- [TASK PROMPT]:
All lines holding the string "сгущенное" are to be shown.

- [RECORDS PROVIDED]:
-- Start --

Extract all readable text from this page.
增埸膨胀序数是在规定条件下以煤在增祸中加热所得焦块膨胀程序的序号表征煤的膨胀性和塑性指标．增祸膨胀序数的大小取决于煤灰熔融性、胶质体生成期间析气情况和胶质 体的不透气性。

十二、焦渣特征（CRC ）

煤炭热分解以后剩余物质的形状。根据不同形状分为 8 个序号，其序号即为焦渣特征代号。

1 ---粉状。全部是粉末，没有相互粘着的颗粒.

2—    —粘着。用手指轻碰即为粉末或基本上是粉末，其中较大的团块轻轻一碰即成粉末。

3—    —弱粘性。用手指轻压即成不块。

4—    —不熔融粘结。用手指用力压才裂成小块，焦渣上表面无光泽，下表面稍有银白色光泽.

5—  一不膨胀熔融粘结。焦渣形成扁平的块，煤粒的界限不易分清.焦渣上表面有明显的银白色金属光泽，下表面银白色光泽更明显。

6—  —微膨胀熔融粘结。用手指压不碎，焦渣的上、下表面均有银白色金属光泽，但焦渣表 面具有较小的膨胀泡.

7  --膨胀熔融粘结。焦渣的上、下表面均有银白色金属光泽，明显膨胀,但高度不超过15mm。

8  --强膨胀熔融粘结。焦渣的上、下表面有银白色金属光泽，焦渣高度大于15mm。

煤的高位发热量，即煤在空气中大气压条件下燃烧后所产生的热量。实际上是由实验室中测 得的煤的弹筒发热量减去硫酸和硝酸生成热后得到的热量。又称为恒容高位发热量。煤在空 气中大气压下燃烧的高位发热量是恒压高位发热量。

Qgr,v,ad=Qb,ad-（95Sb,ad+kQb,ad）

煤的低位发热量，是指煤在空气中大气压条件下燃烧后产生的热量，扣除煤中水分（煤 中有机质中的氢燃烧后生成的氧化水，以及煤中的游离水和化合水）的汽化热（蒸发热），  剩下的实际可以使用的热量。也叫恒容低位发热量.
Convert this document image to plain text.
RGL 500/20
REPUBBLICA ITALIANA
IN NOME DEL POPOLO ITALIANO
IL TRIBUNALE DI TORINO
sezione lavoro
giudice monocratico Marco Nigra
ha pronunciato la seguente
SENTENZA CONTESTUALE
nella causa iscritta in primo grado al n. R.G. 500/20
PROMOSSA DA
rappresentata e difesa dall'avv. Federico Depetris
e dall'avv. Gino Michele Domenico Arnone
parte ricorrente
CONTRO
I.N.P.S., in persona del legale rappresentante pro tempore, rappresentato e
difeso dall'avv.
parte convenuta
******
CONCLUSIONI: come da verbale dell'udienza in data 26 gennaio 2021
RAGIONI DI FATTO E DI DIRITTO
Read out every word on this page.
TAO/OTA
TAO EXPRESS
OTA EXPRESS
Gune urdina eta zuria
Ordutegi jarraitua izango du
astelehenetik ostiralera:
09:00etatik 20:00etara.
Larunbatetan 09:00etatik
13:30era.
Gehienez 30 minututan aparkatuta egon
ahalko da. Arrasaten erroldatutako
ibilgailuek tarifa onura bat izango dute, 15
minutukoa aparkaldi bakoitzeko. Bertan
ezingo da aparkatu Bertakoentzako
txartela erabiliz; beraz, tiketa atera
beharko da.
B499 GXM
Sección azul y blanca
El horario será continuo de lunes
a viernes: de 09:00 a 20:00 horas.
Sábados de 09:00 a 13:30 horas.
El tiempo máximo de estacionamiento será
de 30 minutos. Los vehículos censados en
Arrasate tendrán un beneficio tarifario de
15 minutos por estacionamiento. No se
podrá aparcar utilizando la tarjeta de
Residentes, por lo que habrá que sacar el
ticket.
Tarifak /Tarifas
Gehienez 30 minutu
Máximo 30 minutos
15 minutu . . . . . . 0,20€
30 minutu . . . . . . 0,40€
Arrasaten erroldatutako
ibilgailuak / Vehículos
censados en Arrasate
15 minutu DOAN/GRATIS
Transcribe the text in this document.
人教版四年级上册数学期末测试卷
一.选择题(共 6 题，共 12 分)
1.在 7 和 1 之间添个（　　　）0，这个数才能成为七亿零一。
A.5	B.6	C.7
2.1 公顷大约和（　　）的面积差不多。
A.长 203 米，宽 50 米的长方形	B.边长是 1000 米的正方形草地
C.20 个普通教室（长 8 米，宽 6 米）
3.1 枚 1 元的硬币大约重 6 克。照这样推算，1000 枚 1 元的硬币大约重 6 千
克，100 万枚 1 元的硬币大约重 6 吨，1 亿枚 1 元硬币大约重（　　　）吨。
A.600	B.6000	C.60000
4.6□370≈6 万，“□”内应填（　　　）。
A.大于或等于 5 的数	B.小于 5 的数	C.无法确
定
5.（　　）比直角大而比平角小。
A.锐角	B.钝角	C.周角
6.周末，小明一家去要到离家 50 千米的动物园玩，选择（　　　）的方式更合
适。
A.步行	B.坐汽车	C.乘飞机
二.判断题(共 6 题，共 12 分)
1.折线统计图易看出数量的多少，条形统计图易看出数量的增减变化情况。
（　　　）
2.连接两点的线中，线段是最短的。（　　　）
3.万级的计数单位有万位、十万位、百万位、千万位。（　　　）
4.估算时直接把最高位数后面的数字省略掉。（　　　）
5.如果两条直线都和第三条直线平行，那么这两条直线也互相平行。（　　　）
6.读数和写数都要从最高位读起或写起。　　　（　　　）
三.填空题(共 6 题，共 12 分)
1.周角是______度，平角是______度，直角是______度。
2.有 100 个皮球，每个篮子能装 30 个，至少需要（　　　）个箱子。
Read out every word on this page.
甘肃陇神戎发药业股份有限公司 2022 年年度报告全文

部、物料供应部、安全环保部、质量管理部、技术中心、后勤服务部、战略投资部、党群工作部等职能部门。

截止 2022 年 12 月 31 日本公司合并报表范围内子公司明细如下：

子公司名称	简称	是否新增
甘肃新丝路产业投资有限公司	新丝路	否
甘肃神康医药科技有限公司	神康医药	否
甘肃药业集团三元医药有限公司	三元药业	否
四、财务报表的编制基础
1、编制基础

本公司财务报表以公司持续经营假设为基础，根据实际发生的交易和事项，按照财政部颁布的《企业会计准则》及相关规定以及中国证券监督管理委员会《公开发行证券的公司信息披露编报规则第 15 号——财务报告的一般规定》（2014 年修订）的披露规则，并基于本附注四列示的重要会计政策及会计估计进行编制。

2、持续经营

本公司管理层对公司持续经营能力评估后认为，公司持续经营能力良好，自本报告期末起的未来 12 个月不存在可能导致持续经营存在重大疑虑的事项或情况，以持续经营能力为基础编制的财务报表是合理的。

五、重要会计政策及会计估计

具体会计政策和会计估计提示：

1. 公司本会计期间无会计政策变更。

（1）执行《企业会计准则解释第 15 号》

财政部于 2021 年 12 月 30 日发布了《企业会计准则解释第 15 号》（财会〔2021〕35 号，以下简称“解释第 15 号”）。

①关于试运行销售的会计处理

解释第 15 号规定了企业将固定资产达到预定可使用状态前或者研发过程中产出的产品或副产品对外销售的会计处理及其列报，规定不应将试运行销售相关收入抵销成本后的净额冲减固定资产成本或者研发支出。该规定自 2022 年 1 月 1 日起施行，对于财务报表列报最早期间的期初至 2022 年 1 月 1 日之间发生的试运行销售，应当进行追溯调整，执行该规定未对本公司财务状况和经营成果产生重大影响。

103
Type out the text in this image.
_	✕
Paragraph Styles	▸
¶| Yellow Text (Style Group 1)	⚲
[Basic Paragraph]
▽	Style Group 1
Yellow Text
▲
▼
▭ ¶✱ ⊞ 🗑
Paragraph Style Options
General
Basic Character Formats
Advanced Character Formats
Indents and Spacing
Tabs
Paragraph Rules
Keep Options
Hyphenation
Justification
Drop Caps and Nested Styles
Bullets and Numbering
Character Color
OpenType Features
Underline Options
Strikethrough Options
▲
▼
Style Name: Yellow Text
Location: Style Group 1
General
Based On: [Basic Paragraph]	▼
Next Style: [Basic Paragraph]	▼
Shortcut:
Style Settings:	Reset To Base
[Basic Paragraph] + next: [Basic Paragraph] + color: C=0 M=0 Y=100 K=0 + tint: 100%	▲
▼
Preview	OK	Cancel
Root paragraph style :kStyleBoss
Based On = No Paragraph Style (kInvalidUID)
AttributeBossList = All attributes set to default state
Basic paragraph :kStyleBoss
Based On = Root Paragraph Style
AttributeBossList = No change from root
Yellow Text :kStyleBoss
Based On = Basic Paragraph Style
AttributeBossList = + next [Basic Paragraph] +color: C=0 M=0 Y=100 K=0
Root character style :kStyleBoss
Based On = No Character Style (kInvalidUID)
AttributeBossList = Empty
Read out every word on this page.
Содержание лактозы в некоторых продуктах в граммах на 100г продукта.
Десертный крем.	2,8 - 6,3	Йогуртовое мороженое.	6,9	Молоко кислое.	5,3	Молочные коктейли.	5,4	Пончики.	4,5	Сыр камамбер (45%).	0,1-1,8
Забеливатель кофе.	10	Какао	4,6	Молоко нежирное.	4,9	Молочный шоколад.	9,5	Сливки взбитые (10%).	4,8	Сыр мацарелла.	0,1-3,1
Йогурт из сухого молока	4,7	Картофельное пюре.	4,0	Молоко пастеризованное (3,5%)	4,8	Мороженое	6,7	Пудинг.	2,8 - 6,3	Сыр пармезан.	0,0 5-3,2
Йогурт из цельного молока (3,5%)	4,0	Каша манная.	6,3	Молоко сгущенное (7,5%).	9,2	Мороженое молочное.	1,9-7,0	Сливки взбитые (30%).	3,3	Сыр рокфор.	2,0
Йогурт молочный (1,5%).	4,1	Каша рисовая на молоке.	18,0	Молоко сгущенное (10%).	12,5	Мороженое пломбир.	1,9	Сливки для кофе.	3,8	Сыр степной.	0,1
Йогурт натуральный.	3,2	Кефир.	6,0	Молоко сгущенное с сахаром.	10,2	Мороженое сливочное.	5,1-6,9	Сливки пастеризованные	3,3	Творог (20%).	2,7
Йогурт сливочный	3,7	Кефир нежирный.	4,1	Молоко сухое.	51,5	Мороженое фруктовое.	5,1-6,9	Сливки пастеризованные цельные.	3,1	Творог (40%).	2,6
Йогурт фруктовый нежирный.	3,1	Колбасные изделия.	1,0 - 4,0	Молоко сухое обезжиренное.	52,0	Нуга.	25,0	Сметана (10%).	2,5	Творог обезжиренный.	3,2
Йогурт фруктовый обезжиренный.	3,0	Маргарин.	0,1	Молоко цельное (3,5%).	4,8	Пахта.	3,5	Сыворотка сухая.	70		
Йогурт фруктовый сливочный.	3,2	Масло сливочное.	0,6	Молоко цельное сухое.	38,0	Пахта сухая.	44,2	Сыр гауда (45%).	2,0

-- End --

- [SOLUTION FOR THIS TASK]:
Йогурт из цельного молока (3,5%)	4,0	Каша манная.	6,3	Молоко сгущенное (7,5%).	9,2	Мороженое молочное.	1,9-7,0	Сливки взбитые (30%).	3,3	Сыр рокфор.	2,0
Йогурт молочный (1,5%).	4,1	Каша рисовая на молоке.	18,0	Молоко сгущенное (10%).	12,5	Мороженое пломбир.	1,9	Сливки для кофе.	3,8	Сыр степной.	0,1
Йогурт натуральный.	3,2	Кефир.	6,0	Молоко сгущенное с сахаром.	10,2	Мороженое сливочное.	5,1-6,9	Сливки пастеризованные	3,3	Творог (20%).	2,7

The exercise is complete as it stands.